_What is asked_
Go through the listing and return every line with "SAVAŞI" in it.
========================
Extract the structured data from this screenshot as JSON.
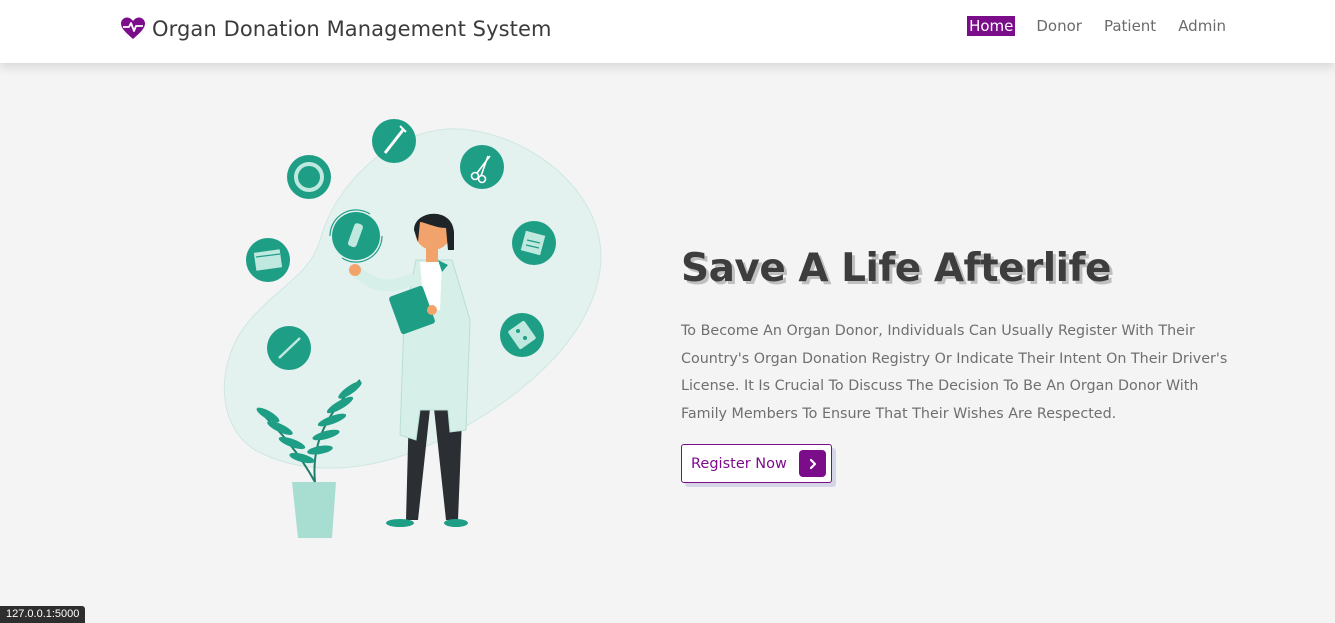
{
  "navbar": {
    "brand_icon": "heart-pulse-icon",
    "brand_title": "Organ Donation Management System",
    "links": [
      {
        "label": "Home",
        "active": true
      },
      {
        "label": "Donor",
        "active": false
      },
      {
        "label": "Patient",
        "active": false
      },
      {
        "label": "Admin",
        "active": false
      }
    ]
  },
  "hero": {
    "title": "Save A Life Afterlife",
    "description": "To Become An Organ Donor, Individuals Can Usually Register With Their Country's Organ Donation Registry Or Indicate Their Intent On Their Driver's License. It Is Crucial To Discuss The Decision To Be An Organ Donor With Family Members To Ensure That Their Wishes Are Respected.",
    "cta_label": "Register Now",
    "cta_icon": "chevron-right-icon",
    "illustration_icons": [
      "syringe-icon",
      "scissors-icon",
      "ring-icon",
      "vial-icon",
      "calendar-icon",
      "notepad-icon",
      "pill-pack-icon",
      "thermometer-icon"
    ]
  },
  "status_bar": {
    "url": "127.0.0.1:5000"
  },
  "colors": {
    "accent": "#7b0d8a",
    "teal": "#1f9e86",
    "background": "#f4f4f4"
  }
}
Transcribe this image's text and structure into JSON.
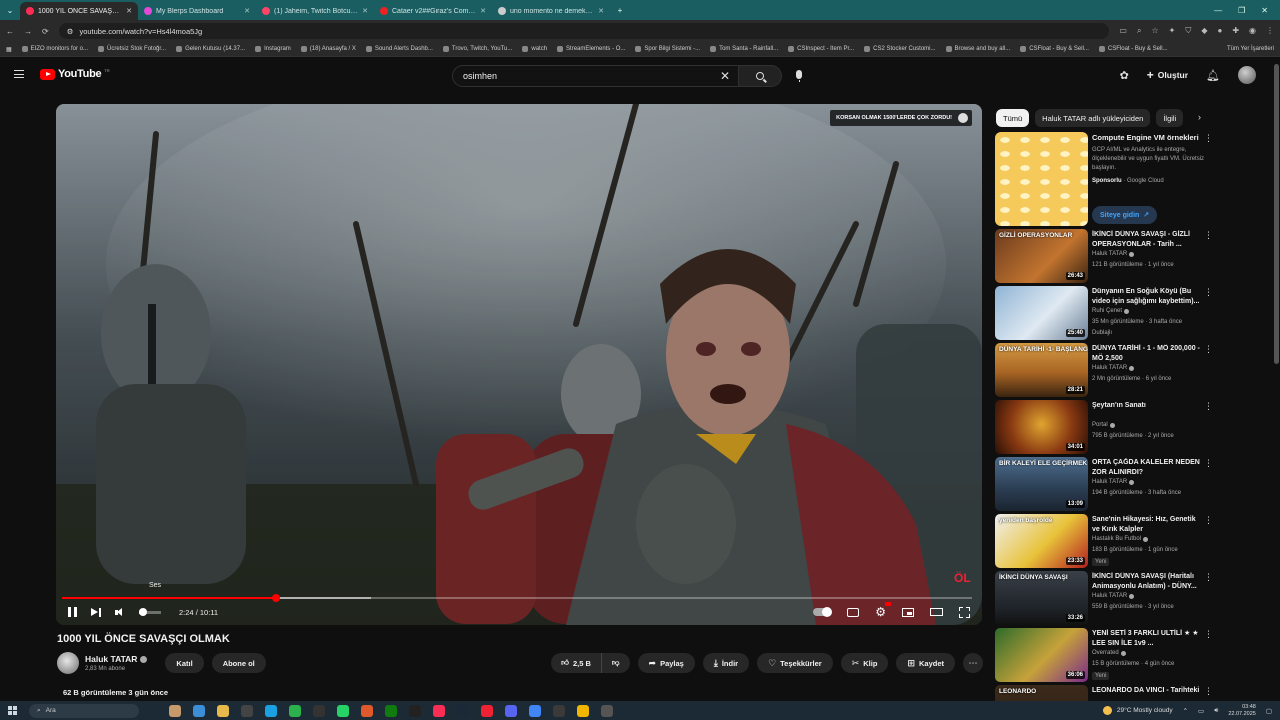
{
  "browser": {
    "tabs": [
      {
        "title": "1000 YIL ÖNCE SAVAŞÇI OLMAK",
        "favicon_color": "#ff2d55",
        "active": true
      },
      {
        "title": "My Blerps Dashboard",
        "favicon_color": "#e44ad8",
        "active": false
      },
      {
        "title": "(1) Jaheim, Twitch Botcusuyla",
        "favicon_color": "#ff4466",
        "active": false
      },
      {
        "title": "Cataer v2##Giraz's Competitive",
        "favicon_color": "#e22",
        "active": false
      },
      {
        "title": "uno momento ne demek - Goo",
        "favicon_color": "#cccccc",
        "active": false
      }
    ],
    "url": "youtube.com/watch?v=Hs4l4moa5Jg",
    "bookmarks": [
      "EIZO monitors for o...",
      "Ücretsiz Stok Fotoğr...",
      "Gelen Kutusu (14.37...",
      "Instagram",
      "(18) Anasayfa / X",
      "Sound Alerts Dashb...",
      "Trovo, Twitch, YouTu...",
      "watch",
      "StreamElements - O...",
      "Spor Bilgi Sistemi -...",
      "Tom Santa - Rainfall...",
      "CSInspect - Item Pr...",
      "CS2 Stocker Customi...",
      "Browse and buy all...",
      "CSFloat - Buy & Sell...",
      "CSFloat - Buy & Sell..."
    ],
    "bookmarks_right": "Tüm Yer İşaretleri"
  },
  "header": {
    "logo_text": "YouTube",
    "logo_sup": "TR",
    "search_value": "osimhen",
    "create_label": "Oluştur"
  },
  "player": {
    "badge_text": "KORSAN OLMAK 1500'LERDE ÇOK ZORDU!",
    "tooltip": "Ses",
    "time_current": "2:24",
    "time_separator": " / ",
    "time_total": "10:11",
    "progress_fraction": 0.2356,
    "buffer_fraction": 0.34,
    "volume_fraction": 0.2,
    "corner_logo": "ÖL"
  },
  "video": {
    "title": "1000 YIL ÖNCE SAVAŞÇI OLMAK",
    "channel": "Haluk TATAR",
    "subscribers": "2,83 Mn abone",
    "join_label": "Katıl",
    "subscribe_label": "Abone ol",
    "likes": "2,5 B",
    "share_label": "Paylaş",
    "download_label": "İndir",
    "thanks_label": "Teşekkürler",
    "clip_label": "Klip",
    "save_label": "Kaydet",
    "views_line": "62 B görüntüleme  3 gün önce"
  },
  "sidebar": {
    "chips": [
      "Tümü",
      "Haluk TATAR adlı yükleyiciden",
      "İlgili"
    ],
    "ad": {
      "title": "Compute Engine VM örnekleri",
      "description": "GCP AI/ML ve Analytics ile entegre, ölçeklenebilir ve uygun fiyatlı VM. Ücretsiz başlayın.",
      "sponsor_label": "Sponsorlu",
      "sponsor_sep": " · ",
      "advertiser": "Google Cloud",
      "cta": "Siteye gidin"
    },
    "recommendations": [
      {
        "title": "İKİNCİ DÜNYA SAVAŞI - GİZLİ OPERASYONLAR - Tarih ...",
        "channel": "Haluk TATAR",
        "meta": "121 B görüntüleme · 1 yıl önce",
        "duration": "26:43",
        "thumb_text": "GİZLİ OPERASYONLAR",
        "extra": "",
        "thumb_bg": "linear-gradient(135deg,#6b3b1e,#c2742f 60%,#3b2312)"
      },
      {
        "title": "Dünyanın En Soğuk Köyü (Bu video için sağlığımı kaybettim)...",
        "channel": "Ruhi Çenet",
        "meta": "35 Mn görüntüleme · 3 hafta önce",
        "duration": "25:40",
        "thumb_text": "",
        "extra": "Dublajlı",
        "thumb_bg": "linear-gradient(135deg,#8fb4d4,#dfe9f2 55%,#6b7f96)"
      },
      {
        "title": "DÜNYA TARİHİ - 1 - MÖ 200,000 - MÖ 2,500",
        "channel": "Haluk TATAR",
        "meta": "2 Mn görüntüleme · 6 yıl önce",
        "duration": "28:21",
        "thumb_text": "DÜNYA TARİHİ -1- BAŞLANGIÇ",
        "extra": "",
        "thumb_bg": "linear-gradient(180deg,#d49a43,#a86424 55%,#3a2410)"
      },
      {
        "title": "Şeytan'ın Sanatı",
        "channel": "Portal",
        "meta": "795 B görüntüleme · 2 yıl önce",
        "duration": "34:01",
        "thumb_text": "",
        "extra": "",
        "thumb_bg": "radial-gradient(circle at 50% 45%,#e0a530,#8a3a12 55%,#2a0f06)"
      },
      {
        "title": "ORTA ÇAĞDA KALELER NEDEN ZOR ALINIRDI?",
        "channel": "Haluk TATAR",
        "meta": "194 B görüntüleme · 3 hafta önce",
        "duration": "13:09",
        "thumb_text": "BİR KALEYİ ELE GEÇİRMEK",
        "extra": "",
        "thumb_bg": "linear-gradient(180deg,#4e6e8e,#2a3d52 60%,#1b2430)"
      },
      {
        "title": "Sane'nin Hikayesi: Hız, Genetik ve Kırık Kalpler",
        "channel": "Hastalık Bu Futbol",
        "meta": "183 B görüntüleme · 1 gün önce",
        "duration": "23:33",
        "thumb_text": "yeniden başrolde",
        "extra": "Yeni",
        "thumb_bg": "linear-gradient(135deg,#f0f0f0,#e8c23a 55%,#b21f1f)"
      },
      {
        "title": "İKİNCİ DÜNYA SAVAŞI (Haritalı Animasyonlu Anlatım) - DÜNY...",
        "channel": "Haluk TATAR",
        "meta": "559 B görüntüleme · 3 yıl önce",
        "duration": "33:26",
        "thumb_text": "İKİNCİ DÜNYA SAVAŞI",
        "extra": "",
        "thumb_bg": "linear-gradient(180deg,#3a4048,#1e2328 70%,#111)"
      },
      {
        "title": "YENİ SETİ 3 FARKLI ULTİLİ ★ ★ LEE SIN İLE 1v9 ...",
        "channel": "Overrated",
        "meta": "15 B görüntüleme · 4 gün önce",
        "duration": "36:06",
        "thumb_text": "",
        "extra": "Yeni",
        "thumb_bg": "linear-gradient(135deg,#2d6b2a,#c6a23a 55%,#7a2a8a)"
      },
      {
        "title": "LEONARDO DA VINCI - Tarihteki",
        "channel": "",
        "meta": "",
        "duration": "",
        "thumb_text": "LEONARDO",
        "extra": "",
        "thumb_bg": "linear-gradient(180deg,#3b2a1a,#2a1e14)"
      }
    ]
  },
  "taskbar": {
    "search_placeholder": "Ara",
    "weather": "29°C  Mostly cloudy",
    "time": "03:48",
    "date": "22.07.2025"
  },
  "colors": {
    "accent": "#ff0000",
    "link": "#3ea6ff",
    "tabstrip": "#1b5e62"
  }
}
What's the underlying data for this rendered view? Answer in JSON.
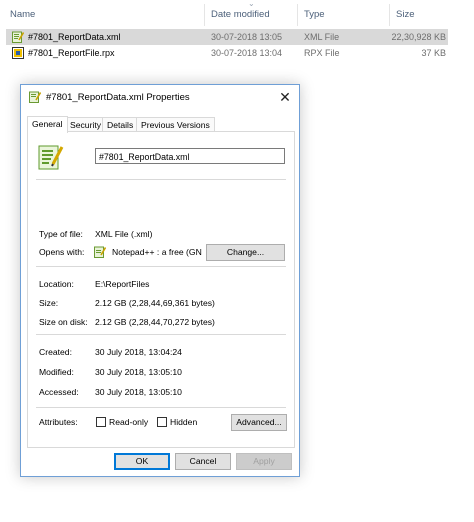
========================
_Output_
        "title": "İKİNCİ DÜNYA SAVAŞI - GİZLİ OPERASYONLAR - Tarih ...",
        "title": "İKİNCİ DÜNYA SAVAŞI (Haritalı Animasyonlu Anlatım) - DÜNY...",
        "thumb_text": "İKİNCİ DÜNYA SAVAŞI",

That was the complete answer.